Figure record extracts
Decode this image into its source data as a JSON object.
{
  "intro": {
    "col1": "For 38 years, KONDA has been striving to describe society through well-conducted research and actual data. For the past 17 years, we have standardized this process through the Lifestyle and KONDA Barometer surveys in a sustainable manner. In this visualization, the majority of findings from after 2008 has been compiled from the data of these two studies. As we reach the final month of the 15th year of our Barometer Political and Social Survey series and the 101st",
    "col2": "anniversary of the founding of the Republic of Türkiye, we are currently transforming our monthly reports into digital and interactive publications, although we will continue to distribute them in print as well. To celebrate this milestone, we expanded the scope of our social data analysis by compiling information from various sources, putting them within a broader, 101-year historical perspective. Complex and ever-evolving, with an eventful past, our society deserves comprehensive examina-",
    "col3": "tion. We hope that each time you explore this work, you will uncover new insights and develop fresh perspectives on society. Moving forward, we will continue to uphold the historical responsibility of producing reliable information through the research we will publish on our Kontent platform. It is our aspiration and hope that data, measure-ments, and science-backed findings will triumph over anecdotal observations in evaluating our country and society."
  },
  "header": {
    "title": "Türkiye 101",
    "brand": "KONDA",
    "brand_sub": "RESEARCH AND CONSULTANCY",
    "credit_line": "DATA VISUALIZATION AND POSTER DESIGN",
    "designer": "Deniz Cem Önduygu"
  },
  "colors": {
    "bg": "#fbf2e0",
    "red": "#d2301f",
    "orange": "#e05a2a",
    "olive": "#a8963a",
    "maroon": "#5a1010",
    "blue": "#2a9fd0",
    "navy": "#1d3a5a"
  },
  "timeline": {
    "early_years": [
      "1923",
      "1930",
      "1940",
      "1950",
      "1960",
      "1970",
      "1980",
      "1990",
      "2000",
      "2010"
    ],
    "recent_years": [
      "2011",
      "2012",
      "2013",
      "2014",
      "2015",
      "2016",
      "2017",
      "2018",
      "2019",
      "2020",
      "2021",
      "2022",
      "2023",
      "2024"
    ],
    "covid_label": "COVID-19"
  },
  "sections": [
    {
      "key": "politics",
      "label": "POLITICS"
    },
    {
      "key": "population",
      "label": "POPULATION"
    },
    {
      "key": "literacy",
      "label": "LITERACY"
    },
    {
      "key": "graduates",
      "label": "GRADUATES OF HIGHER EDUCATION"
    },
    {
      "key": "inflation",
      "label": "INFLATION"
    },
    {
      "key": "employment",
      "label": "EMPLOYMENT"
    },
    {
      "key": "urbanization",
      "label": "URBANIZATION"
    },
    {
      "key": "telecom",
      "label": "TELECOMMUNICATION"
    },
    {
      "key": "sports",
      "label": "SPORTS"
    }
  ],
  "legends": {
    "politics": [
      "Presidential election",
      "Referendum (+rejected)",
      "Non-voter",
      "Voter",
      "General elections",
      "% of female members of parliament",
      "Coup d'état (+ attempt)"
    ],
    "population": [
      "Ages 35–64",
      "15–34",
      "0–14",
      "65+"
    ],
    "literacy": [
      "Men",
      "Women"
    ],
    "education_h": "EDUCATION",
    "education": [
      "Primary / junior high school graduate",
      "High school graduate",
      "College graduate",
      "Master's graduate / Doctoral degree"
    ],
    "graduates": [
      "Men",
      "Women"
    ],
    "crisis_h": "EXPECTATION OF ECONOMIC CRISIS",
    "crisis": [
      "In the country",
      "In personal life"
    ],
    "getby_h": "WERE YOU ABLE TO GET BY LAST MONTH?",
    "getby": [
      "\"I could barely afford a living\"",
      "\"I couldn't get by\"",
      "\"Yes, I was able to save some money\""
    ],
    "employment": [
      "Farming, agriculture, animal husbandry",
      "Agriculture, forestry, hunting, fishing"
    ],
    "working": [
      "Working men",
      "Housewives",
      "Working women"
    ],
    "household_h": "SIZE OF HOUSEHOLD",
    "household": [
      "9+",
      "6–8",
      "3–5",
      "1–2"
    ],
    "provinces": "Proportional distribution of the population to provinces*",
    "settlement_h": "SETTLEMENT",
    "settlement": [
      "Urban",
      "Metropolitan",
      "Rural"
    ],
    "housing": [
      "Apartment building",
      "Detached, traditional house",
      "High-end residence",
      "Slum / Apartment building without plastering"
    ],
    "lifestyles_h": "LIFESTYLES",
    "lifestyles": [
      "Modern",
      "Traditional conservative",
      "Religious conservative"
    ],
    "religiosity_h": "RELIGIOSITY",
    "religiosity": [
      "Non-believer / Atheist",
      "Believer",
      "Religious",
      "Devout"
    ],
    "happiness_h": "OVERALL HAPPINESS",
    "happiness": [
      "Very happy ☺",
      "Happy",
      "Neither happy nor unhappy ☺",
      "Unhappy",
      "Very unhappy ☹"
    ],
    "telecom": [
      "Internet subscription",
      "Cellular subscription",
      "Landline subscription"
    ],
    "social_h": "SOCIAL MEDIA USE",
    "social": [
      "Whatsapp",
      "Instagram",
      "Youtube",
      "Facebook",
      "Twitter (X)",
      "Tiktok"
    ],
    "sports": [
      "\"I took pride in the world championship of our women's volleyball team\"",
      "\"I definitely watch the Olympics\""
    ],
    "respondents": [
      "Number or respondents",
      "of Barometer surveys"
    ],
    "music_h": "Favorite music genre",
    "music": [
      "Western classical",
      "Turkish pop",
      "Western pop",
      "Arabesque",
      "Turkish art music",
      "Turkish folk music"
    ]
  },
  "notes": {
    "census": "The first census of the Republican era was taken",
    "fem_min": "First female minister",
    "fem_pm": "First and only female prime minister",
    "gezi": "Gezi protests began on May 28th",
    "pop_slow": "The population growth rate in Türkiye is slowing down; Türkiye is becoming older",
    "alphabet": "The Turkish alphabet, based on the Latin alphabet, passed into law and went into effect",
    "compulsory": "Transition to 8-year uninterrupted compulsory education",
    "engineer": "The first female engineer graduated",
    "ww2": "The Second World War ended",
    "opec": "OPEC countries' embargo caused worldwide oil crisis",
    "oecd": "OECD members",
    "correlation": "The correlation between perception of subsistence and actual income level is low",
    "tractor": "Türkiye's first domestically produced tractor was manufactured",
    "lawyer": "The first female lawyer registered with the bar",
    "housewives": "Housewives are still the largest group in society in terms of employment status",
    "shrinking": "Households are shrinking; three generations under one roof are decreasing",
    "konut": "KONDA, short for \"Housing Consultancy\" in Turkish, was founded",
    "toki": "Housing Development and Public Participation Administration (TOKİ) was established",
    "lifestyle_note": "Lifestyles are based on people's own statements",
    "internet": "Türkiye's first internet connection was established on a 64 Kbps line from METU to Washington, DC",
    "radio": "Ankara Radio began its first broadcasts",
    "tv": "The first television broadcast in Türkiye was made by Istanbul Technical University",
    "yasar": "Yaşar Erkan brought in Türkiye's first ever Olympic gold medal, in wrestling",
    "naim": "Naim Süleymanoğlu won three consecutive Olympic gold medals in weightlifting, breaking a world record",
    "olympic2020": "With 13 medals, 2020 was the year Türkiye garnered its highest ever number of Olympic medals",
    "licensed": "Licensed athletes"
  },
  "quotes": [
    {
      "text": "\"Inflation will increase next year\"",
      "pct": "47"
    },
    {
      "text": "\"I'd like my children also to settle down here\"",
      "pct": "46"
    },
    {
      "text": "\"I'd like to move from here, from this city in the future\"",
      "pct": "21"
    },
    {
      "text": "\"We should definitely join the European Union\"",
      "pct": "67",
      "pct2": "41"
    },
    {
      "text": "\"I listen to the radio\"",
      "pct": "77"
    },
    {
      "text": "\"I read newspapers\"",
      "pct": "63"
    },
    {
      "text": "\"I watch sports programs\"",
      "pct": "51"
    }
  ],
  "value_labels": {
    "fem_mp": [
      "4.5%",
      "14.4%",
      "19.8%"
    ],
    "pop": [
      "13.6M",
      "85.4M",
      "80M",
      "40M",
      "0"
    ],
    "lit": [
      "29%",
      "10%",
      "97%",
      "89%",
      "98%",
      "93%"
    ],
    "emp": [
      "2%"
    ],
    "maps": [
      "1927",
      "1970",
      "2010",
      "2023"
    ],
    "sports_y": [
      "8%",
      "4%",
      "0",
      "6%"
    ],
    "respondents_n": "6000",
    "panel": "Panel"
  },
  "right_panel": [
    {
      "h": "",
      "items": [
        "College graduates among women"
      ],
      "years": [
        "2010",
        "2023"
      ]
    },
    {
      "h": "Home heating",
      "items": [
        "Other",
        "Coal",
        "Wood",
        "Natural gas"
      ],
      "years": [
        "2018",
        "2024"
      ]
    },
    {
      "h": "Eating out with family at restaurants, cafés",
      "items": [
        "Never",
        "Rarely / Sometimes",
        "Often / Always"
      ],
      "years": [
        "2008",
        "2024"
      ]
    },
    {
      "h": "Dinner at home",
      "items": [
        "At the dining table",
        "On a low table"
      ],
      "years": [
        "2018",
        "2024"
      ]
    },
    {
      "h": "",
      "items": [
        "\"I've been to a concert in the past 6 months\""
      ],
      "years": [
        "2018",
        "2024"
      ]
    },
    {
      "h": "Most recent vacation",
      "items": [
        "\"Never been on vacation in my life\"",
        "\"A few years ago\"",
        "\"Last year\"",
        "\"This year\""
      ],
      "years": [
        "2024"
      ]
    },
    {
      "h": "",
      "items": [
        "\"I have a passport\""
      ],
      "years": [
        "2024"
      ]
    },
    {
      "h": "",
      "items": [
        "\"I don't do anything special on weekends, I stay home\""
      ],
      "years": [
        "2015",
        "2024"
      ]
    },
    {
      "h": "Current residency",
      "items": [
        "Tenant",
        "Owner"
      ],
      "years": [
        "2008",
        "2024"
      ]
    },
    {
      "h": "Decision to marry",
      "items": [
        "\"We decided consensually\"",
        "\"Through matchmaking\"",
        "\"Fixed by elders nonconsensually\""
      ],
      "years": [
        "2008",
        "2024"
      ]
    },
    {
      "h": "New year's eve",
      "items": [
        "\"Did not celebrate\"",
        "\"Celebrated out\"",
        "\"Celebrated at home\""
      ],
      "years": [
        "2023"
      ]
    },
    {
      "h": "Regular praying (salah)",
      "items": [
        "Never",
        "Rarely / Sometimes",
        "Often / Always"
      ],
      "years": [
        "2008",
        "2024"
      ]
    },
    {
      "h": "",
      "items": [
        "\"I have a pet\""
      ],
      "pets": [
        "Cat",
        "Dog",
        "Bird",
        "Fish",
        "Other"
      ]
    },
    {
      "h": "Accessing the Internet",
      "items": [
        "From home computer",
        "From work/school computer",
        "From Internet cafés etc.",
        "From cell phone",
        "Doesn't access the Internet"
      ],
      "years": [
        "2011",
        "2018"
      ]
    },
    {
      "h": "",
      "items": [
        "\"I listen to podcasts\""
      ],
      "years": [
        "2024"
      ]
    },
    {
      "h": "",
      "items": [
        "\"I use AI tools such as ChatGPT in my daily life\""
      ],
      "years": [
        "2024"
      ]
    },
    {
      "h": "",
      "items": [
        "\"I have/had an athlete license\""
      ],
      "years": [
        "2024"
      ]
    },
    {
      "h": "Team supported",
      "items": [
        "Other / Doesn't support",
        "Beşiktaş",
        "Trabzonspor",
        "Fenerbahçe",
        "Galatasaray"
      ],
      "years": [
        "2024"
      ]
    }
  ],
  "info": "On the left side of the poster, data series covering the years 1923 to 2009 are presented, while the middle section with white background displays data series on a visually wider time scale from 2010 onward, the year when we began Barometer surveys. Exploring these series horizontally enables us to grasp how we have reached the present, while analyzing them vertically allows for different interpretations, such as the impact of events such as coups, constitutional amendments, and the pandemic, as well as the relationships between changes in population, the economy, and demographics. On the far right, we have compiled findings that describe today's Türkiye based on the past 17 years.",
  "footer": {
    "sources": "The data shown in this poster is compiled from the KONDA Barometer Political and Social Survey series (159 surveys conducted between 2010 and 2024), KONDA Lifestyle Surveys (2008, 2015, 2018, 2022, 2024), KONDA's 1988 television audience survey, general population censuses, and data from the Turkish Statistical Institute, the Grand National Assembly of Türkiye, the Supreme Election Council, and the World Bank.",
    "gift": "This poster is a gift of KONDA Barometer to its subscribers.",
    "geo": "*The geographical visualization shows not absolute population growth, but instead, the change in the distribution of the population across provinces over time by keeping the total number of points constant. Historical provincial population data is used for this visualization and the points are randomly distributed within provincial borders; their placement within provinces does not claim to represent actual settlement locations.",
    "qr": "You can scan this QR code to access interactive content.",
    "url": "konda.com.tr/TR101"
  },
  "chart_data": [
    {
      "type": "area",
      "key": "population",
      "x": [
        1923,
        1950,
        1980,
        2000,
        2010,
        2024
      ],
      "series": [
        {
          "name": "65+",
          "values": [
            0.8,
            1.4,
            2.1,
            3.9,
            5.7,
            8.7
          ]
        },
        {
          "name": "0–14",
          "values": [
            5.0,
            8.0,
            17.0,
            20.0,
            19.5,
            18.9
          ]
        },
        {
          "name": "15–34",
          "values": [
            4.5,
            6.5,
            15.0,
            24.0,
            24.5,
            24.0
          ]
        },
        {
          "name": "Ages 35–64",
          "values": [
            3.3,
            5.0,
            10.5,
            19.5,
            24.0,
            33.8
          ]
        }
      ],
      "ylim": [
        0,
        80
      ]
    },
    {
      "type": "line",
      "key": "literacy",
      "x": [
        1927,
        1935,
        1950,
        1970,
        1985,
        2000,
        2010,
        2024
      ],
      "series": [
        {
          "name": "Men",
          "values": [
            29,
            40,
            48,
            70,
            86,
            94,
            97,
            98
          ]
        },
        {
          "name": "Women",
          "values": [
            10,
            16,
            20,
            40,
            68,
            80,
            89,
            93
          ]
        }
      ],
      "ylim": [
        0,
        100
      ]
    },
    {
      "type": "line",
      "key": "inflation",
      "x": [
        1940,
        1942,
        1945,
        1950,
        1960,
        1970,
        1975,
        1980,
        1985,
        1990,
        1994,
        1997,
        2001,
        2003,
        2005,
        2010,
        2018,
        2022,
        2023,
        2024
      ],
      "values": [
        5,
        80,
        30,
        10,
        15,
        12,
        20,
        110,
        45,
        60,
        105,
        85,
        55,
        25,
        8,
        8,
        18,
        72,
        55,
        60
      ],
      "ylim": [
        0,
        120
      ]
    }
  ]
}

▶ **WRITTEN INSTRUCTION**:
Find the word "text" in the material, then list each line that holds it.

▶ **ANSWER IN FULL**:
      "text": "\"Inflation will increase next year\"",
      "text": "\"I'd like my children also to settle down here\"",
      "text": "\"I'd like to move from here, from this city in the future\"",
      "text": "\"We should definitely join the European Union\"",
      "text": "\"I listen to the radio\"",
      "text": "\"I read newspapers\"",
      "text": "\"I watch sports programs\"",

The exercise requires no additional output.